Goal:
Examine each line of the data. Copy those that contain the string "LSUN".
# START OF Supplied records
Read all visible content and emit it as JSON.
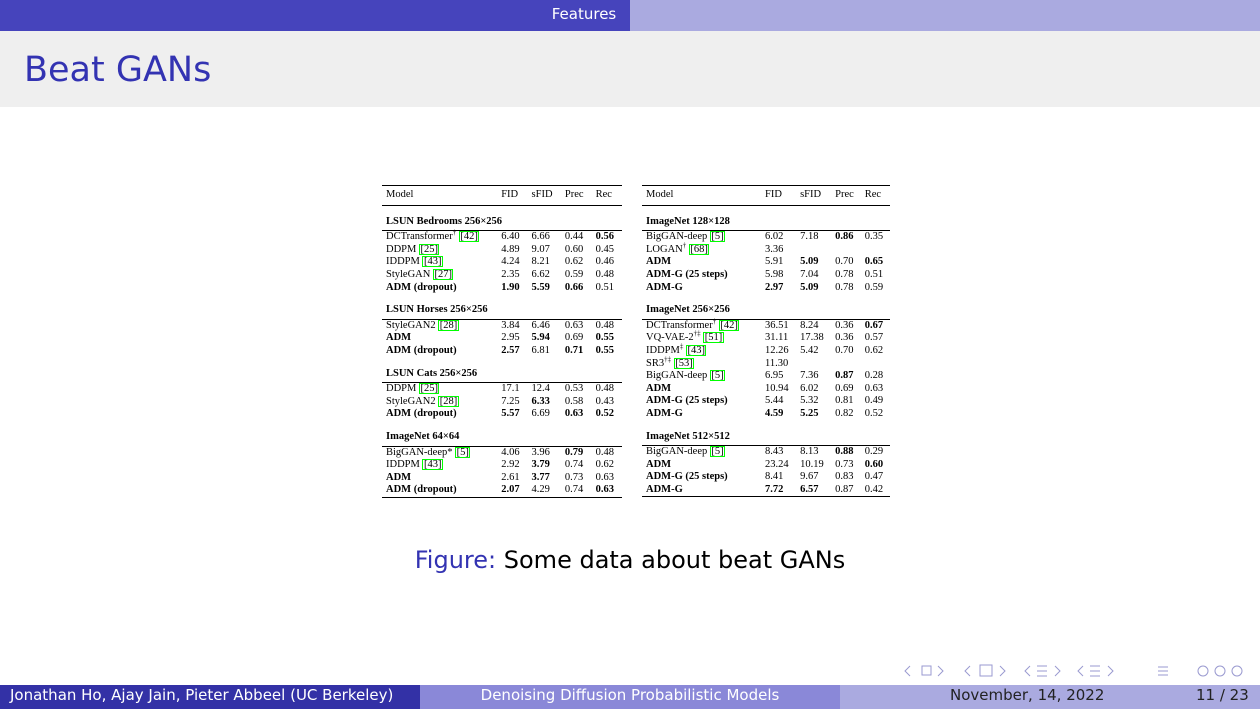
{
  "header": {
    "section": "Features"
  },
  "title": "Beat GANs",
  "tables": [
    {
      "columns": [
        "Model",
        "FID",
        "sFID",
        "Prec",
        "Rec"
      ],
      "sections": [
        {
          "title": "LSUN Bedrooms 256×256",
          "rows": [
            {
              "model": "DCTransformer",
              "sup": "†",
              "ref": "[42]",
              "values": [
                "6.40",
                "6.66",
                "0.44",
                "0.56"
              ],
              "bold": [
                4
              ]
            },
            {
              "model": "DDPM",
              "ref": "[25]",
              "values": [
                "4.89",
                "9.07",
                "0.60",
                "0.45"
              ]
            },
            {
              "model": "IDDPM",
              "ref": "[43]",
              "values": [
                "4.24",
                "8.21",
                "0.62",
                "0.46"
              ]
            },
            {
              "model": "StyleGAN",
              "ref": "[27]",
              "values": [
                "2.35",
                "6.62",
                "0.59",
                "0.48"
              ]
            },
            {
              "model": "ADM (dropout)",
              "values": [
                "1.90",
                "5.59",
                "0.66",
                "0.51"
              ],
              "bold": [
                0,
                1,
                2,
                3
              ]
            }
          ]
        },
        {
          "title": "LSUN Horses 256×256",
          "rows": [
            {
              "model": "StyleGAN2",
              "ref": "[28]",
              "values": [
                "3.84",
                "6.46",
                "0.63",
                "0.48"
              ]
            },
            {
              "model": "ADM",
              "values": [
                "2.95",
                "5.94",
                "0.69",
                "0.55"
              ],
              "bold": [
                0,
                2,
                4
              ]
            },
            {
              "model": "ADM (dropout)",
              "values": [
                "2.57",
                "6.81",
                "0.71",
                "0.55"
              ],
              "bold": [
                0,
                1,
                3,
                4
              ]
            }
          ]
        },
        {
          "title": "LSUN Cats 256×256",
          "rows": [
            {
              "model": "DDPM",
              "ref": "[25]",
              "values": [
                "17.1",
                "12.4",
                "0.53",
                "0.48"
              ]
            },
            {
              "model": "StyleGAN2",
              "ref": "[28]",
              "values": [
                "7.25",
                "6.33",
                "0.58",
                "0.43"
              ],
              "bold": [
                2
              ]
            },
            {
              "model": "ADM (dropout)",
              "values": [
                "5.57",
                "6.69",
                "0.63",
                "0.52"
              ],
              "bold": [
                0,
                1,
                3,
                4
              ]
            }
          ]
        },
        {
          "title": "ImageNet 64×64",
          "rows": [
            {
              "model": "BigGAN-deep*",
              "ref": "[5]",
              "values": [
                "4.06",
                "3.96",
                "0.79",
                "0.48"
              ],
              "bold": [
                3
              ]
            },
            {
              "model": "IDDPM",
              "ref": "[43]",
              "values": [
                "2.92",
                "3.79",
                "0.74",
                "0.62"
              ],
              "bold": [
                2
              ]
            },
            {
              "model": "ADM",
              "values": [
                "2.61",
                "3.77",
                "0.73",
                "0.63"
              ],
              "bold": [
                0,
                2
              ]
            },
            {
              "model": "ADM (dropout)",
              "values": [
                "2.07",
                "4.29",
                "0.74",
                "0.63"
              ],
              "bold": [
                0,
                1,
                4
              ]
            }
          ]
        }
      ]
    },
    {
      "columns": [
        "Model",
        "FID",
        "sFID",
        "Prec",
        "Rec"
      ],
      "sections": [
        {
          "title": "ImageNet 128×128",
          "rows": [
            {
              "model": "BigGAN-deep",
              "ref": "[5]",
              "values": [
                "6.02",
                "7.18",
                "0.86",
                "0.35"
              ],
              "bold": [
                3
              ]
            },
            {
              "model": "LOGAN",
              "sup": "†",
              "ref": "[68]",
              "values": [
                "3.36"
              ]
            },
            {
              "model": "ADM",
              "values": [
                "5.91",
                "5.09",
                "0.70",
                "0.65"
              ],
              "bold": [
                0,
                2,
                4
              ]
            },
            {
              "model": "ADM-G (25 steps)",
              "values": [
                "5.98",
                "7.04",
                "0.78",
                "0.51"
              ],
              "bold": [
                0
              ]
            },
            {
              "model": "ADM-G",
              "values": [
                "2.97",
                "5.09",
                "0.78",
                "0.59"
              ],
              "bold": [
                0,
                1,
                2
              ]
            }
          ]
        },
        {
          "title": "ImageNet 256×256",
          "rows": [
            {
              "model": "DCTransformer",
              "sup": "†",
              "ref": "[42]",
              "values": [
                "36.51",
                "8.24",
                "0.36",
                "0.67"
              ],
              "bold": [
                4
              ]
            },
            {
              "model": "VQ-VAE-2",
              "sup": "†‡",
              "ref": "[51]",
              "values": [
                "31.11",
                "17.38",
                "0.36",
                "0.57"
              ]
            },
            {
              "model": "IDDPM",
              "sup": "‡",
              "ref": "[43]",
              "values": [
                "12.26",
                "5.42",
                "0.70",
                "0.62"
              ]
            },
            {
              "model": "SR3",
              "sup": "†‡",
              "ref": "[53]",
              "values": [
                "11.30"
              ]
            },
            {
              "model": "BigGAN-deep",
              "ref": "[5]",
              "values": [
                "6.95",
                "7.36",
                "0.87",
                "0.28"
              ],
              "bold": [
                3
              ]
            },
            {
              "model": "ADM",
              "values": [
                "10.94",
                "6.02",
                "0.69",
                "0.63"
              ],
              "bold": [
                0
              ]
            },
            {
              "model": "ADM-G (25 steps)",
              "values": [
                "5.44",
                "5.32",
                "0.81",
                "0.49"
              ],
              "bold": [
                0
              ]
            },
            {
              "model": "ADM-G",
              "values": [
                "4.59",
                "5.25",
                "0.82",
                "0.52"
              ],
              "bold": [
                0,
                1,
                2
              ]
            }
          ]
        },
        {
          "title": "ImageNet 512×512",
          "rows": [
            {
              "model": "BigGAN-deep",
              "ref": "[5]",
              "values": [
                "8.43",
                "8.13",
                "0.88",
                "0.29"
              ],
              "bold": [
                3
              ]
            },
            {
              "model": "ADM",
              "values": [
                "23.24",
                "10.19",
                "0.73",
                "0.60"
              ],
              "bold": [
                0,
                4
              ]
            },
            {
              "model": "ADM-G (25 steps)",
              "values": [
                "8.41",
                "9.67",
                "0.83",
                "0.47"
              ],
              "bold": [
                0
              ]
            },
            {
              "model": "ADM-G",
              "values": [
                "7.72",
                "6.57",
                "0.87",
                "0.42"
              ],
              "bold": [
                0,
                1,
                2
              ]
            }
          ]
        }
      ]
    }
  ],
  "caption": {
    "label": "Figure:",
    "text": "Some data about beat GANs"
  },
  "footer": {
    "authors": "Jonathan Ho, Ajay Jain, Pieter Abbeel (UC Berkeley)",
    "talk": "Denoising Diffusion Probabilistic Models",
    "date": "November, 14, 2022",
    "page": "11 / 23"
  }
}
# END OF Supplied records
# START OF Supplied records
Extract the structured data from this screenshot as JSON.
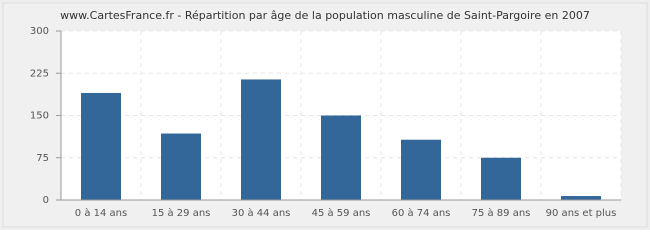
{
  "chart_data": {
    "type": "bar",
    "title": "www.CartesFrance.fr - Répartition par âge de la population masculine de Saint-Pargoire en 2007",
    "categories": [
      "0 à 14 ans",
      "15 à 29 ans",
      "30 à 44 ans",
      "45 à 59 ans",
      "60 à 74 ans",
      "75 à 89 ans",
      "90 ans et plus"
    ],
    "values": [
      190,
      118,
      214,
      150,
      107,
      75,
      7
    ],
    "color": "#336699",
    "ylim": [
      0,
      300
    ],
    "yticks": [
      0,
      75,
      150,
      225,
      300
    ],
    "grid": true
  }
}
# END OF Supplied records
Completed exercise:
          "title": "LSUN Bedrooms 256×256",
          "title": "LSUN Horses 256×256",
          "title": "LSUN Cats 256×256",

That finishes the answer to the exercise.